## THE EXERCISE
Restate the whole listing exactly.

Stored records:
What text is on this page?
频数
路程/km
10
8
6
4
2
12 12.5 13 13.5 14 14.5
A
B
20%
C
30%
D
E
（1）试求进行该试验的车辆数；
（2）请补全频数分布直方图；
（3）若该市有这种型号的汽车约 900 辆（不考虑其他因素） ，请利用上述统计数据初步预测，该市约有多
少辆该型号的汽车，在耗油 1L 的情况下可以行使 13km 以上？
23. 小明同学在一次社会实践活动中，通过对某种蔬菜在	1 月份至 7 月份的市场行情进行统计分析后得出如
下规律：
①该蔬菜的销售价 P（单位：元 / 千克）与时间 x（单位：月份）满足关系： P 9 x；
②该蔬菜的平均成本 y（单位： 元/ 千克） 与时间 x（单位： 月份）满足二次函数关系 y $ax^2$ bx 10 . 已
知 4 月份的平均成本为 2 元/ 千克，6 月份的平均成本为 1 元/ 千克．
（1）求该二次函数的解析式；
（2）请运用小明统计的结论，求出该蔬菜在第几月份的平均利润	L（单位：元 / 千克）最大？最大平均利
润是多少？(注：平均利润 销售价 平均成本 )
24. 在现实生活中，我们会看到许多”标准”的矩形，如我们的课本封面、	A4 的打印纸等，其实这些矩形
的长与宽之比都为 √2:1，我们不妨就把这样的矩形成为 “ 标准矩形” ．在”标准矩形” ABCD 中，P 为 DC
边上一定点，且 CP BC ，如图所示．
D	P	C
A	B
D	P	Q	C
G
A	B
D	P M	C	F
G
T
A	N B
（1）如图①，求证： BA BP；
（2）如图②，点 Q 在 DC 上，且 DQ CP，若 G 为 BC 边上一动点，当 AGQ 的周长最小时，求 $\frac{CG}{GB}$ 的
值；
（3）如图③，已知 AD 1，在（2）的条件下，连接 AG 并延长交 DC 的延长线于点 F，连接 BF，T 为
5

## SOLUTION TO THIS TASK
What text is on this page?
频数
路程/km
10
8
6
4
2
12 12.5 13 13.5 14 14.5
A
B
20%
C
30%
D
E
（1）试求进行该试验的车辆数；
（2）请补全频数分布直方图；
（3）若该市有这种型号的汽车约 900 辆（不考虑其他因素） ，请利用上述统计数据初步预测，该市约有多
少辆该型号的汽车，在耗油 1L 的情况下可以行使 13km 以上？
23. 小明同学在一次社会实践活动中，通过对某种蔬菜在	1 月份至 7 月份的市场行情进行统计分析后得出如
下规律：
①该蔬菜的销售价 P（单位：元 / 千克）与时间 x（单位：月份）满足关系： P 9 x；
②该蔬菜的平均成本 y（单位： 元/ 千克） 与时间 x（单位： 月份）满足二次函数关系 y $ax^2$ bx 10 . 已
知 4 月份的平均成本为 2 元/ 千克，6 月份的平均成本为 1 元/ 千克．
（1）求该二次函数的解析式；
（2）请运用小明统计的结论，求出该蔬菜在第几月份的平均利润	L（单位：元 / 千克）最大？最大平均利
润是多少？(注：平均利润 销售价 平均成本 )
24. 在现实生活中，我们会看到许多”标准”的矩形，如我们的课本封面、	A4 的打印纸等，其实这些矩形
的长与宽之比都为 √2:1，我们不妨就把这样的矩形成为 “ 标准矩形” ．在”标准矩形” ABCD 中，P 为 DC
边上一定点，且 CP BC ，如图所示．
D	P	C
A	B
D	P	Q	C
G
A	B
D	P M	C	F
G
T
A	N B
（1）如图①，求证： BA BP；
（2）如图②，点 Q 在 DC 上，且 DQ CP，若 G 为 BC 边上一动点，当 AGQ 的周长最小时，求 $\frac{CG}{GB}$ 的
值；
（3）如图③，已知 AD 1，在（2）的条件下，连接 AG 并延长交 DC 的延长线于点 F，连接 BF，T 为
5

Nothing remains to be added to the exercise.